• **WHAT TO PRODUCE**
In the Terraform excerpt, what value does the environment variable THRESHOLD_PERCENT have for the cost anomaly detector function?

• **SELECTED EXCERPT**

** BEGIN **

Deploy with Terraform

resource "aws_lambda_function" "cost_anomaly_detector" {
  function_name = "cost-anomaly-detector"
  runtime       = "python3.12"
  handler       = "cost_anomaly_detector.handler"
  architectures = ["arm64"]
  memory_size   = 256
  timeout       = 120
  role          = aws_iam_role.anomaly_detector.arn

  filename         = data.archive_file.anomaly_detector.output_path
  source_code_hash = data.archive_file.anomaly_detector.output_base64sha256

  environment {
    variables = {
      SLACK_WEBHOOK_URL  = var.slack_webhook_url
      THRESHOLD_PERCENT  = "25"
      MIN_DOLLAR_THRESHOLD = "50"
    }
  }
}

resource "aws_cloudwatch_event_rule" "hourly_check" {
  name                = "cost-anomaly-hourly-check"
  schedule_expression = "rate(1 hour)"
}

resource "aws_cloudwatch_event_target" "anomaly_detector" {
  rule = aws_cloudwatch_event_rule.hourly_check.name
  arn  = aws_lambda_function.cost_anomaly_detector.arn
}

resource "aws_lambda_permission" "allow_eventbridge" {
  statement_id  = "AllowEventBridge"
  action        = "lambda:InvokeFunction"
  function_name = aws_lambda_function.cost_anomaly_detector.function_name
  principal     = "events.amazonaws.com"
  source_arn    = aws_cloudwatch_event_rule.hourly_check.arn
}

resource "aws_iam_role" "anomaly_detector" {
  name = "cost-anomaly-detector-role"

  assume_role_policy = jsonencode({
    Version = "2012-10-17"
    Statement = [{
      Action    = "sts:AssumeRole"
      Effect    = "Allow"
      Principal = { Service = "lambda.amazonaws.com" }
    }]
  })
}

resource "aws_iam_role_policy" "anomaly_detector" {
  name = "cost-anomaly-detector-policy"
  role = aws_iam_role.anomaly_detector.id

  policy = jsonencode({
    Version = "2012-10-17"
    Statement = [
      {
        Effect = "Allow"
        Action = [
          "ce:GetCostAndUsage",
          "ce:GetAnomalies"
        ]
        Resource = "*"
      },
      {
        Effect = "Allow"
        Action = [
          "logs:CreateLogGroup",
          "logs:CreateLogStream",
          "logs:PutLogEvents"
        ]
        Resource = "arn:aws:logs:*:*:*"
      }
    ]
  })
}

Setting Up Budget Alerts as a Safety Net

Anomaly detection catches spikes. Budget alerts catch gradual creep. Use both.

resource "aws_budgets_budget" "monthly_total" {
  name         = "monthly-total-budget"
  budget_type  = "COST"
  limit_amount = "50000"
  limit_unit   = "USD"
  time_unit    = "MONTHLY"

  notification {
    comparison_operator        = "GREATER_THAN"
    threshold                  = 80
    threshold_type             = "PERCENTAGE"

** END **

• **ITEMS**
** BEGIN **

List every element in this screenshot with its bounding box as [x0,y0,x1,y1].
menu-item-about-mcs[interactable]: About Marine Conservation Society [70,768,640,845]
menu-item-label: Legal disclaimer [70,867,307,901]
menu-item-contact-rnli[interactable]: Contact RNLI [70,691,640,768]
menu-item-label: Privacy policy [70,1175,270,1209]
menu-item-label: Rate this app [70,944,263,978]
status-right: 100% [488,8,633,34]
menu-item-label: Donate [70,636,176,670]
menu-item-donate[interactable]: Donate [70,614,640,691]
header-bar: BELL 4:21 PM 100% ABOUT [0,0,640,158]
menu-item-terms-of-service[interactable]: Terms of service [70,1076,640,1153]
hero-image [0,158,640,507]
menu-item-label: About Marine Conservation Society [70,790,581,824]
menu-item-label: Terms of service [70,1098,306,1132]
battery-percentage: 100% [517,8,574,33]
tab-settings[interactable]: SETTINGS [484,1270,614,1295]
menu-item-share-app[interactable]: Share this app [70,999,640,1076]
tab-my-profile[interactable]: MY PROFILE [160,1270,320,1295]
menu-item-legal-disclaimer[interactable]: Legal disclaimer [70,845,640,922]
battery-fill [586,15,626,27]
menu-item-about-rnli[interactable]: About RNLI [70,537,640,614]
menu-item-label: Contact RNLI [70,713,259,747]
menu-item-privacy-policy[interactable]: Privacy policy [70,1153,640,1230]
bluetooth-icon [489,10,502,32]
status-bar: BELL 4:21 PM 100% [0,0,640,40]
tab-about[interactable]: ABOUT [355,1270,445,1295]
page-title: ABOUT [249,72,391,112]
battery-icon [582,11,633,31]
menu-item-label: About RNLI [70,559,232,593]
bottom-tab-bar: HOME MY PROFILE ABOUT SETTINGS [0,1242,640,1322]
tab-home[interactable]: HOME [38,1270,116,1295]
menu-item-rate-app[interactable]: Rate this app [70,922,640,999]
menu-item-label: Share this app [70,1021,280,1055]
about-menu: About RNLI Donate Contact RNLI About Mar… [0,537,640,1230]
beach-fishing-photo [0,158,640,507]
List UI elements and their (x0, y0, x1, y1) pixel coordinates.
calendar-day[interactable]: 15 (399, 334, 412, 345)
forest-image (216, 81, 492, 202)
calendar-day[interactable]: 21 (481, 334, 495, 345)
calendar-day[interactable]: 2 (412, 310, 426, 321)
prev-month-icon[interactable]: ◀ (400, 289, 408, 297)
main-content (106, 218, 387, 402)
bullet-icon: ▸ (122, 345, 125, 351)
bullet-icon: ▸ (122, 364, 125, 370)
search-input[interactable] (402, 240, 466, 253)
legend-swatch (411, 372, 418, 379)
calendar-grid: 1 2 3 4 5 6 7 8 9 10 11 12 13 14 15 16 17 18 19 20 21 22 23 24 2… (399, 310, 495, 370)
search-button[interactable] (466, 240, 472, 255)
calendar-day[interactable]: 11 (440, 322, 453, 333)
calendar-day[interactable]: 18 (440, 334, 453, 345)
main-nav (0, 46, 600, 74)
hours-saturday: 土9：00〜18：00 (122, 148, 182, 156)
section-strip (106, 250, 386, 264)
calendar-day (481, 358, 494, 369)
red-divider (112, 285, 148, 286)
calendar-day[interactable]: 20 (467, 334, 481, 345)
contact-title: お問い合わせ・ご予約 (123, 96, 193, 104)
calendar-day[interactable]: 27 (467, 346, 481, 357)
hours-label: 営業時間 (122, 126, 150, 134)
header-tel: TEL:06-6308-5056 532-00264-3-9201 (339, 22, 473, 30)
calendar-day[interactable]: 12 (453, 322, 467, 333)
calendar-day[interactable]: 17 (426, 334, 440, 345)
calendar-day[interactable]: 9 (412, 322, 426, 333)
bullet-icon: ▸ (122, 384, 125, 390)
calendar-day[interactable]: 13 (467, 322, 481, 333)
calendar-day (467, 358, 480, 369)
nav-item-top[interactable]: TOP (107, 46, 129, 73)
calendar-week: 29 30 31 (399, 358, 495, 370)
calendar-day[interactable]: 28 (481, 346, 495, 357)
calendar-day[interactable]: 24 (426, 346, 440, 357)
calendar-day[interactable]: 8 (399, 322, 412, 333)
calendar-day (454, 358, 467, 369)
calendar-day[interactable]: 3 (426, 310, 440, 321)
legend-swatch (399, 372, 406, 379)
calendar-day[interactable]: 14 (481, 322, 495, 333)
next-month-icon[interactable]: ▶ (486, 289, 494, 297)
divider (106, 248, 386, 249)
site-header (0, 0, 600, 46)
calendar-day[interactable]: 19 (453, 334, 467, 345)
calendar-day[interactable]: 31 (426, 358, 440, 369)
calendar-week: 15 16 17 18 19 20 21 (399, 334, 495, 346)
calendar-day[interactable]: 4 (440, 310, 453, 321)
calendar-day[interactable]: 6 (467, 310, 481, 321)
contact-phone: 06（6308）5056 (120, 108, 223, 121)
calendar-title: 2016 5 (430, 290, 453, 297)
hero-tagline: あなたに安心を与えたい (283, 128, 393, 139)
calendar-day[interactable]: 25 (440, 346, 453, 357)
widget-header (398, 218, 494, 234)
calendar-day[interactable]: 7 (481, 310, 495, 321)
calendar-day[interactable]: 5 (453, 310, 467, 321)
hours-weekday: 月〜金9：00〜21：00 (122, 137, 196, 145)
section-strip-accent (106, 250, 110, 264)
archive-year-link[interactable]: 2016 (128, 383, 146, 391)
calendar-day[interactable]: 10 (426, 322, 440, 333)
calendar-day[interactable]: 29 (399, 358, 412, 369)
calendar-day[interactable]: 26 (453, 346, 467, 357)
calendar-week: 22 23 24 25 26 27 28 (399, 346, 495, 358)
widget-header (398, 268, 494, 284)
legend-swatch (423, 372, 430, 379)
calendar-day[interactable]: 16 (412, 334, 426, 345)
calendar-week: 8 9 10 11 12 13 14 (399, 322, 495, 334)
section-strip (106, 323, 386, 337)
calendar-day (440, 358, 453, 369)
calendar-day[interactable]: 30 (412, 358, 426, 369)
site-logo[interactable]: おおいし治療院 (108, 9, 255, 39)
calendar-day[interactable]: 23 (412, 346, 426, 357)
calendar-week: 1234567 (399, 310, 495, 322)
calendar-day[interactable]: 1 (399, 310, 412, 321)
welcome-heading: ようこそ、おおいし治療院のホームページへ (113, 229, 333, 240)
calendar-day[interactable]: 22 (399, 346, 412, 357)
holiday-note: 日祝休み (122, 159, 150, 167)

** END **

• **SOLVED EXERCISE**
THRESHOLD_PERCENT is set to "25".